Records from a collection
'''
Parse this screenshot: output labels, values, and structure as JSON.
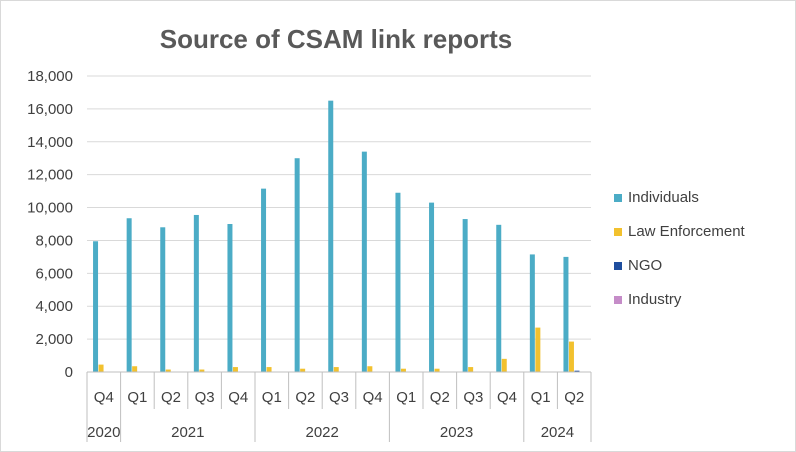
{
  "chart_data": {
    "type": "bar",
    "title": "Source of CSAM link reports",
    "xlabel": "",
    "ylabel": "",
    "ylim": [
      0,
      18000
    ],
    "yticks": [
      0,
      2000,
      4000,
      6000,
      8000,
      10000,
      12000,
      14000,
      16000,
      18000
    ],
    "ytick_labels": [
      "0",
      "2,000",
      "4,000",
      "6,000",
      "8,000",
      "10,000",
      "12,000",
      "14,000",
      "16,000",
      "18,000"
    ],
    "categories": [
      "Q4",
      "Q1",
      "Q2",
      "Q3",
      "Q4",
      "Q1",
      "Q2",
      "Q3",
      "Q4",
      "Q1",
      "Q2",
      "Q3",
      "Q4",
      "Q1",
      "Q2"
    ],
    "year_groups": [
      {
        "label": "2020",
        "count": 1
      },
      {
        "label": "2021",
        "count": 4
      },
      {
        "label": "2022",
        "count": 4
      },
      {
        "label": "2023",
        "count": 4
      },
      {
        "label": "2024",
        "count": 2
      }
    ],
    "series": [
      {
        "name": "Individuals",
        "color": "#4bacc6",
        "values": [
          7950,
          9350,
          8800,
          9550,
          9000,
          11150,
          13000,
          16500,
          13400,
          10900,
          10300,
          9300,
          8950,
          7150,
          7000
        ]
      },
      {
        "name": "Law Enforcement",
        "color": "#f2c12e",
        "values": [
          450,
          350,
          150,
          150,
          300,
          300,
          200,
          300,
          350,
          200,
          200,
          300,
          800,
          2700,
          1850
        ]
      },
      {
        "name": "NGO",
        "color": "#1f4e9e",
        "values": [
          30,
          20,
          20,
          20,
          20,
          20,
          20,
          20,
          20,
          20,
          20,
          20,
          20,
          30,
          80
        ]
      },
      {
        "name": "Industry",
        "color": "#c58cc8",
        "values": [
          0,
          0,
          0,
          0,
          0,
          0,
          0,
          0,
          0,
          0,
          0,
          0,
          0,
          0,
          0
        ]
      }
    ],
    "legend_position": "right",
    "grid": true
  }
}
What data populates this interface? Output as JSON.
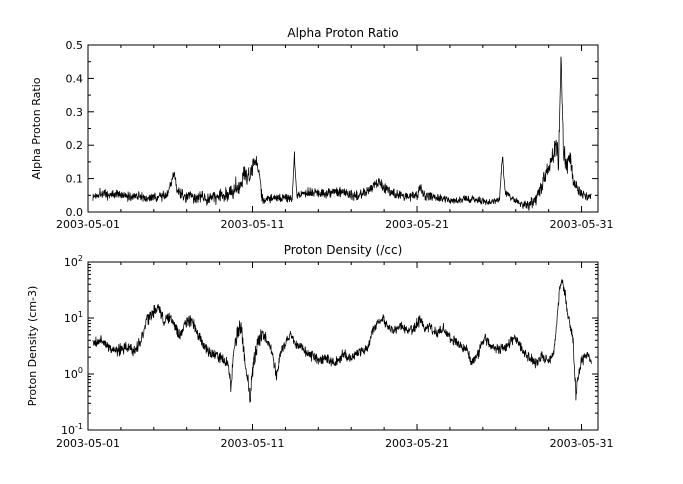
{
  "page": {
    "background": "#ffffff",
    "foreground": "#000000"
  },
  "chart_data": [
    {
      "type": "line",
      "title": "Alpha Proton Ratio",
      "ylabel": "Alpha Proton Ratio",
      "xlabel": "",
      "legend": null,
      "grid": false,
      "line_color": "#000000",
      "x_tick_labels": [
        "2003-05-01",
        "2003-05-11",
        "2003-05-21",
        "2003-05-31"
      ],
      "x_tick_positions_days": [
        0,
        10,
        20,
        30
      ],
      "x_minor_tick_step_days": 2,
      "x_range_days": [
        0,
        31
      ],
      "y_scale": "linear",
      "y_range": [
        0.0,
        0.5
      ],
      "y_ticks": [
        0.0,
        0.1,
        0.2,
        0.3,
        0.4,
        0.5
      ],
      "y_tick_labels": [
        "0.0",
        "0.1",
        "0.2",
        "0.3",
        "0.4",
        "0.5"
      ],
      "y_minor_tick_step": 0.05,
      "series": [
        {
          "name": "alpha_proton_ratio",
          "keypoints_day_value": [
            [
              0.3,
              0.045
            ],
            [
              0.8,
              0.06
            ],
            [
              1.2,
              0.05
            ],
            [
              1.8,
              0.055
            ],
            [
              2.3,
              0.045
            ],
            [
              3.0,
              0.05
            ],
            [
              3.6,
              0.04
            ],
            [
              4.2,
              0.045
            ],
            [
              4.8,
              0.05
            ],
            [
              5.1,
              0.09
            ],
            [
              5.25,
              0.12
            ],
            [
              5.4,
              0.07
            ],
            [
              5.7,
              0.05
            ],
            [
              6.2,
              0.045
            ],
            [
              7.0,
              0.04
            ],
            [
              7.8,
              0.045
            ],
            [
              8.4,
              0.05
            ],
            [
              8.8,
              0.06
            ],
            [
              9.0,
              0.09
            ],
            [
              9.2,
              0.07
            ],
            [
              9.5,
              0.12
            ],
            [
              9.8,
              0.1
            ],
            [
              10.0,
              0.14
            ],
            [
              10.2,
              0.165
            ],
            [
              10.35,
              0.13
            ],
            [
              10.5,
              0.06
            ],
            [
              10.7,
              0.035
            ],
            [
              11.2,
              0.04
            ],
            [
              11.8,
              0.045
            ],
            [
              12.4,
              0.04
            ],
            [
              12.55,
              0.17
            ],
            [
              12.7,
              0.05
            ],
            [
              13.2,
              0.06
            ],
            [
              13.8,
              0.06
            ],
            [
              14.5,
              0.055
            ],
            [
              15.2,
              0.06
            ],
            [
              15.8,
              0.055
            ],
            [
              16.4,
              0.05
            ],
            [
              16.9,
              0.06
            ],
            [
              17.4,
              0.08
            ],
            [
              17.7,
              0.09
            ],
            [
              18.0,
              0.075
            ],
            [
              18.4,
              0.06
            ],
            [
              18.9,
              0.05
            ],
            [
              19.5,
              0.045
            ],
            [
              20.0,
              0.05
            ],
            [
              20.2,
              0.075
            ],
            [
              20.4,
              0.05
            ],
            [
              21.0,
              0.045
            ],
            [
              21.6,
              0.04
            ],
            [
              22.3,
              0.035
            ],
            [
              23.0,
              0.04
            ],
            [
              23.8,
              0.035
            ],
            [
              24.5,
              0.03
            ],
            [
              25.0,
              0.035
            ],
            [
              25.2,
              0.17
            ],
            [
              25.35,
              0.06
            ],
            [
              25.8,
              0.04
            ],
            [
              26.3,
              0.025
            ],
            [
              26.8,
              0.02
            ],
            [
              27.2,
              0.04
            ],
            [
              27.6,
              0.08
            ],
            [
              27.9,
              0.12
            ],
            [
              28.2,
              0.16
            ],
            [
              28.45,
              0.21
            ],
            [
              28.6,
              0.15
            ],
            [
              28.75,
              0.46
            ],
            [
              28.9,
              0.18
            ],
            [
              29.1,
              0.14
            ],
            [
              29.3,
              0.16
            ],
            [
              29.5,
              0.1
            ],
            [
              29.8,
              0.07
            ],
            [
              30.1,
              0.05
            ],
            [
              30.4,
              0.045
            ],
            [
              30.6,
              0.05
            ]
          ],
          "noise_amplitude_day_amp": [
            [
              0,
              0.012
            ],
            [
              5,
              0.012
            ],
            [
              9,
              0.02
            ],
            [
              10.4,
              0.025
            ],
            [
              10.7,
              0.01
            ],
            [
              12,
              0.01
            ],
            [
              14,
              0.012
            ],
            [
              18,
              0.014
            ],
            [
              22,
              0.009
            ],
            [
              26,
              0.008
            ],
            [
              27.5,
              0.02
            ],
            [
              29,
              0.03
            ],
            [
              30,
              0.012
            ],
            [
              31,
              0.01
            ]
          ]
        }
      ],
      "render": {
        "samples": 1700,
        "seed": 1337
      }
    },
    {
      "type": "line",
      "title": "Proton Density (/cc)",
      "ylabel": "Proton Density (cm-3)",
      "xlabel": "",
      "legend": null,
      "grid": false,
      "line_color": "#000000",
      "x_tick_labels": [
        "2003-05-01",
        "2003-05-11",
        "2003-05-21",
        "2003-05-31"
      ],
      "x_tick_positions_days": [
        0,
        10,
        20,
        30
      ],
      "x_minor_tick_step_days": 2,
      "x_range_days": [
        0,
        31
      ],
      "y_scale": "log",
      "y_range": [
        0.1,
        100
      ],
      "y_ticks": [
        0.1,
        1,
        10,
        100
      ],
      "y_tick_labels": [
        "10^-1",
        "10^0",
        "10^1",
        "10^2"
      ],
      "series": [
        {
          "name": "proton_density",
          "keypoints_day_value": [
            [
              0.3,
              3.5
            ],
            [
              0.8,
              4.0
            ],
            [
              1.3,
              3.0
            ],
            [
              1.8,
              2.6
            ],
            [
              2.3,
              3.0
            ],
            [
              2.8,
              2.5
            ],
            [
              3.2,
              4.0
            ],
            [
              3.6,
              9.0
            ],
            [
              4.0,
              13.0
            ],
            [
              4.3,
              15.0
            ],
            [
              4.6,
              9.0
            ],
            [
              5.0,
              11.0
            ],
            [
              5.3,
              7.0
            ],
            [
              5.6,
              4.5
            ],
            [
              5.9,
              8.0
            ],
            [
              6.3,
              9.0
            ],
            [
              6.7,
              5.0
            ],
            [
              7.1,
              3.0
            ],
            [
              7.6,
              2.2
            ],
            [
              8.1,
              2.0
            ],
            [
              8.5,
              1.5
            ],
            [
              8.7,
              0.55
            ],
            [
              8.85,
              2.5
            ],
            [
              9.1,
              5.5
            ],
            [
              9.3,
              7.0
            ],
            [
              9.5,
              2.0
            ],
            [
              9.7,
              0.9
            ],
            [
              9.85,
              0.35
            ],
            [
              10.0,
              1.2
            ],
            [
              10.3,
              3.5
            ],
            [
              10.6,
              5.5
            ],
            [
              10.9,
              4.0
            ],
            [
              11.2,
              2.5
            ],
            [
              11.45,
              0.95
            ],
            [
              11.7,
              2.5
            ],
            [
              12.0,
              3.5
            ],
            [
              12.3,
              5.5
            ],
            [
              12.6,
              3.5
            ],
            [
              13.0,
              3.0
            ],
            [
              13.5,
              2.2
            ],
            [
              14.0,
              1.8
            ],
            [
              14.5,
              2.0
            ],
            [
              15.0,
              1.5
            ],
            [
              15.5,
              2.2
            ],
            [
              16.0,
              2.0
            ],
            [
              16.5,
              2.5
            ],
            [
              17.0,
              3.0
            ],
            [
              17.3,
              6.0
            ],
            [
              17.6,
              8.5
            ],
            [
              17.9,
              9.5
            ],
            [
              18.2,
              7.0
            ],
            [
              18.6,
              6.0
            ],
            [
              19.0,
              7.5
            ],
            [
              19.4,
              5.5
            ],
            [
              19.8,
              6.5
            ],
            [
              20.2,
              9.5
            ],
            [
              20.5,
              6.0
            ],
            [
              20.8,
              7.0
            ],
            [
              21.2,
              5.0
            ],
            [
              21.6,
              6.5
            ],
            [
              22.0,
              4.5
            ],
            [
              22.4,
              3.5
            ],
            [
              23.0,
              2.8
            ],
            [
              23.3,
              1.6
            ],
            [
              23.7,
              2.2
            ],
            [
              24.1,
              4.5
            ],
            [
              24.5,
              3.0
            ],
            [
              25.0,
              2.8
            ],
            [
              25.5,
              3.2
            ],
            [
              26.0,
              4.5
            ],
            [
              26.4,
              2.8
            ],
            [
              26.8,
              2.0
            ],
            [
              27.2,
              1.6
            ],
            [
              27.6,
              2.0
            ],
            [
              28.0,
              1.7
            ],
            [
              28.3,
              2.5
            ],
            [
              28.5,
              8.0
            ],
            [
              28.65,
              30
            ],
            [
              28.8,
              50
            ],
            [
              29.0,
              28
            ],
            [
              29.15,
              12
            ],
            [
              29.35,
              6.0
            ],
            [
              29.5,
              3.5
            ],
            [
              29.65,
              0.45
            ],
            [
              29.8,
              1.0
            ],
            [
              30.0,
              1.6
            ],
            [
              30.3,
              2.2
            ],
            [
              30.6,
              1.7
            ]
          ],
          "noise_amplitude_day_amp": [
            [
              0,
              0.07
            ],
            [
              4,
              0.09
            ],
            [
              8,
              0.08
            ],
            [
              9.8,
              0.12
            ],
            [
              12,
              0.07
            ],
            [
              15,
              0.08
            ],
            [
              18,
              0.07
            ],
            [
              21,
              0.08
            ],
            [
              24,
              0.07
            ],
            [
              27,
              0.08
            ],
            [
              28.8,
              0.06
            ],
            [
              29.7,
              0.1
            ],
            [
              30.6,
              0.07
            ]
          ]
        }
      ],
      "render": {
        "samples": 1700,
        "seed": 2024
      }
    }
  ]
}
'''
__What is needed__.
Extract every line that has the string "title" in it.

__In response__.
    "title": "Source of CSAM link reports",
      "title": "Alpha Proton Ratio",
      "title": "Proton Density (/cc)",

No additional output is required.